[Records that describe figures]
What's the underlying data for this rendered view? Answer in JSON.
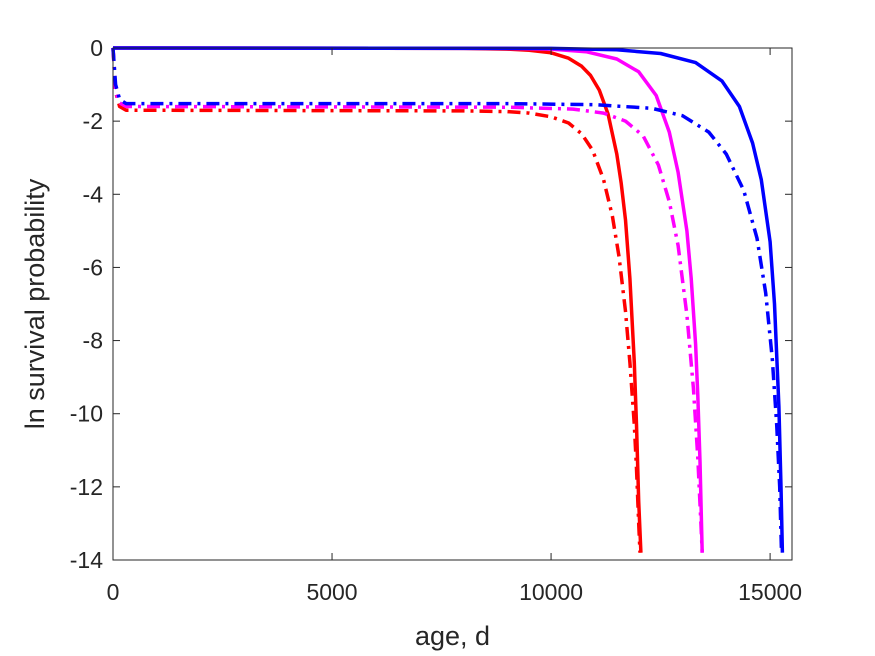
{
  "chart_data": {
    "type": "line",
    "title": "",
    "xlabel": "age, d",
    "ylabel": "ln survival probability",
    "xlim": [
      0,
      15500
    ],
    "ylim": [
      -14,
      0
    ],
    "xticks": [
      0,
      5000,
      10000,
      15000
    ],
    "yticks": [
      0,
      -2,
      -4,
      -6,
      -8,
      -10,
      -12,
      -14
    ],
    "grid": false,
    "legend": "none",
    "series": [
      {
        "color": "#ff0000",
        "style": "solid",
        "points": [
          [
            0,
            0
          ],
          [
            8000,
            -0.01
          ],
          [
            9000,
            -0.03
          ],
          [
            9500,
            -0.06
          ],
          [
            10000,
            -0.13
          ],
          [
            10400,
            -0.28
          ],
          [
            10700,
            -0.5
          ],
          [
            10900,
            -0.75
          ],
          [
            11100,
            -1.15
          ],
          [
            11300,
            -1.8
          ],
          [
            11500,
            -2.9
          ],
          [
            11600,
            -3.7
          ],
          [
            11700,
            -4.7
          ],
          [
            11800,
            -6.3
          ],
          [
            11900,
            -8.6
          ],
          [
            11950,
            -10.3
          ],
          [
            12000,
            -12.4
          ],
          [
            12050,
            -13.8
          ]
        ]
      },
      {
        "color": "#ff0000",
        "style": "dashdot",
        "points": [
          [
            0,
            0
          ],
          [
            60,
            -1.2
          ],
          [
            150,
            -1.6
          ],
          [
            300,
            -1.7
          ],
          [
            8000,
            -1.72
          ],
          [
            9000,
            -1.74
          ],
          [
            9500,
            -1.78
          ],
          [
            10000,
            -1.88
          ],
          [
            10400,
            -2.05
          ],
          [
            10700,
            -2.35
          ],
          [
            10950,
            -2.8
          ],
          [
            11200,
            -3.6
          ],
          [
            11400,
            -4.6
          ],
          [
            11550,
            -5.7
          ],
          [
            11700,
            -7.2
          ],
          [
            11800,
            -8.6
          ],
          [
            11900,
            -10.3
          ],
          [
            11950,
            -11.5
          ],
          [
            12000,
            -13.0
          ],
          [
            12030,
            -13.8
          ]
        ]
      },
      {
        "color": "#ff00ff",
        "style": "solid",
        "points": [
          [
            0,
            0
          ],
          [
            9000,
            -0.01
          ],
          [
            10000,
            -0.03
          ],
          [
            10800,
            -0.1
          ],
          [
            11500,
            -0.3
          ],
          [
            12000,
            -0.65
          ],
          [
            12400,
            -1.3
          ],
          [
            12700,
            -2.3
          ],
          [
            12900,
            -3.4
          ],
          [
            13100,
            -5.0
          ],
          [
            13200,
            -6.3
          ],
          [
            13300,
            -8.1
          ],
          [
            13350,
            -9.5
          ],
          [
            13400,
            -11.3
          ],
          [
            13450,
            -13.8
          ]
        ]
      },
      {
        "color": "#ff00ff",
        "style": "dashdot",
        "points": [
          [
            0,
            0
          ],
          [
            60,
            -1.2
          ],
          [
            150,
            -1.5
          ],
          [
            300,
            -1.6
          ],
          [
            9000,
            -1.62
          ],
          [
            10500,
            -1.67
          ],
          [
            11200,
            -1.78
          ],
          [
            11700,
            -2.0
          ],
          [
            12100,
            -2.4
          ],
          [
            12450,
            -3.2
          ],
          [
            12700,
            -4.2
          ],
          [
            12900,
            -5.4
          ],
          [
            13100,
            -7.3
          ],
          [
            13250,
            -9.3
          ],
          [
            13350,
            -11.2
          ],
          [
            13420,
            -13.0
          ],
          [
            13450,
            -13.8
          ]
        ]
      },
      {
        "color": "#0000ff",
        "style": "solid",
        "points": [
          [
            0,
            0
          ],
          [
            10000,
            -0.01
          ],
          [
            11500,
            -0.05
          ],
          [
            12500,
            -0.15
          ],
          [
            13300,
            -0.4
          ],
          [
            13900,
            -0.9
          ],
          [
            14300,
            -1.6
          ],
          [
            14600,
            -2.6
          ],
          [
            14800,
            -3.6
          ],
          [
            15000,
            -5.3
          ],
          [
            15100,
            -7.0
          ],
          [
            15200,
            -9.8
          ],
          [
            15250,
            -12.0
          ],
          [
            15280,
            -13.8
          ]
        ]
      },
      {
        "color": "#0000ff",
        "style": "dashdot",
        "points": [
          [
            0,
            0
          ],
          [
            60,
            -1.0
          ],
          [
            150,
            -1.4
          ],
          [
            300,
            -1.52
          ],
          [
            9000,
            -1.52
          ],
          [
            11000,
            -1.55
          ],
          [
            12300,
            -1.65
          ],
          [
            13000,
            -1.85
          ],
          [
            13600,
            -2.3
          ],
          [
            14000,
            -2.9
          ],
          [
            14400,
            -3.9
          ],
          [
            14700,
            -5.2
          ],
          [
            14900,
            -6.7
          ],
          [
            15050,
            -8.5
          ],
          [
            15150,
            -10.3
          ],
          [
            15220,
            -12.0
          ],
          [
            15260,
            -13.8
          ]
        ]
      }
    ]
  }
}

= WHAT IS ASKED =
Without the pictures, restate each entry exactly.

= EXERCISE SOLUTION =
What's the underlying data for this rendered view? Answer in JSON.
{
  "chart_data": {
    "type": "line",
    "title": "",
    "xlabel": "age, d",
    "ylabel": "ln survival probability",
    "xlim": [
      0,
      15500
    ],
    "ylim": [
      -14,
      0
    ],
    "xticks": [
      0,
      5000,
      10000,
      15000
    ],
    "yticks": [
      0,
      -2,
      -4,
      -6,
      -8,
      -10,
      -12,
      -14
    ],
    "grid": false,
    "legend": "none",
    "series": [
      {
        "color": "#ff0000",
        "style": "solid",
        "points": [
          [
            0,
            0
          ],
          [
            8000,
            -0.01
          ],
          [
            9000,
            -0.03
          ],
          [
            9500,
            -0.06
          ],
          [
            10000,
            -0.13
          ],
          [
            10400,
            -0.28
          ],
          [
            10700,
            -0.5
          ],
          [
            10900,
            -0.75
          ],
          [
            11100,
            -1.15
          ],
          [
            11300,
            -1.8
          ],
          [
            11500,
            -2.9
          ],
          [
            11600,
            -3.7
          ],
          [
            11700,
            -4.7
          ],
          [
            11800,
            -6.3
          ],
          [
            11900,
            -8.6
          ],
          [
            11950,
            -10.3
          ],
          [
            12000,
            -12.4
          ],
          [
            12050,
            -13.8
          ]
        ]
      },
      {
        "color": "#ff0000",
        "style": "dashdot",
        "points": [
          [
            0,
            0
          ],
          [
            60,
            -1.2
          ],
          [
            150,
            -1.6
          ],
          [
            300,
            -1.7
          ],
          [
            8000,
            -1.72
          ],
          [
            9000,
            -1.74
          ],
          [
            9500,
            -1.78
          ],
          [
            10000,
            -1.88
          ],
          [
            10400,
            -2.05
          ],
          [
            10700,
            -2.35
          ],
          [
            10950,
            -2.8
          ],
          [
            11200,
            -3.6
          ],
          [
            11400,
            -4.6
          ],
          [
            11550,
            -5.7
          ],
          [
            11700,
            -7.2
          ],
          [
            11800,
            -8.6
          ],
          [
            11900,
            -10.3
          ],
          [
            11950,
            -11.5
          ],
          [
            12000,
            -13.0
          ],
          [
            12030,
            -13.8
          ]
        ]
      },
      {
        "color": "#ff00ff",
        "style": "solid",
        "points": [
          [
            0,
            0
          ],
          [
            9000,
            -0.01
          ],
          [
            10000,
            -0.03
          ],
          [
            10800,
            -0.1
          ],
          [
            11500,
            -0.3
          ],
          [
            12000,
            -0.65
          ],
          [
            12400,
            -1.3
          ],
          [
            12700,
            -2.3
          ],
          [
            12900,
            -3.4
          ],
          [
            13100,
            -5.0
          ],
          [
            13200,
            -6.3
          ],
          [
            13300,
            -8.1
          ],
          [
            13350,
            -9.5
          ],
          [
            13400,
            -11.3
          ],
          [
            13450,
            -13.8
          ]
        ]
      },
      {
        "color": "#ff00ff",
        "style": "dashdot",
        "points": [
          [
            0,
            0
          ],
          [
            60,
            -1.2
          ],
          [
            150,
            -1.5
          ],
          [
            300,
            -1.6
          ],
          [
            9000,
            -1.62
          ],
          [
            10500,
            -1.67
          ],
          [
            11200,
            -1.78
          ],
          [
            11700,
            -2.0
          ],
          [
            12100,
            -2.4
          ],
          [
            12450,
            -3.2
          ],
          [
            12700,
            -4.2
          ],
          [
            12900,
            -5.4
          ],
          [
            13100,
            -7.3
          ],
          [
            13250,
            -9.3
          ],
          [
            13350,
            -11.2
          ],
          [
            13420,
            -13.0
          ],
          [
            13450,
            -13.8
          ]
        ]
      },
      {
        "color": "#0000ff",
        "style": "solid",
        "points": [
          [
            0,
            0
          ],
          [
            10000,
            -0.01
          ],
          [
            11500,
            -0.05
          ],
          [
            12500,
            -0.15
          ],
          [
            13300,
            -0.4
          ],
          [
            13900,
            -0.9
          ],
          [
            14300,
            -1.6
          ],
          [
            14600,
            -2.6
          ],
          [
            14800,
            -3.6
          ],
          [
            15000,
            -5.3
          ],
          [
            15100,
            -7.0
          ],
          [
            15200,
            -9.8
          ],
          [
            15250,
            -12.0
          ],
          [
            15280,
            -13.8
          ]
        ]
      },
      {
        "color": "#0000ff",
        "style": "dashdot",
        "points": [
          [
            0,
            0
          ],
          [
            60,
            -1.0
          ],
          [
            150,
            -1.4
          ],
          [
            300,
            -1.52
          ],
          [
            9000,
            -1.52
          ],
          [
            11000,
            -1.55
          ],
          [
            12300,
            -1.65
          ],
          [
            13000,
            -1.85
          ],
          [
            13600,
            -2.3
          ],
          [
            14000,
            -2.9
          ],
          [
            14400,
            -3.9
          ],
          [
            14700,
            -5.2
          ],
          [
            14900,
            -6.7
          ],
          [
            15050,
            -8.5
          ],
          [
            15150,
            -10.3
          ],
          [
            15220,
            -12.0
          ],
          [
            15260,
            -13.8
          ]
        ]
      }
    ]
  }
}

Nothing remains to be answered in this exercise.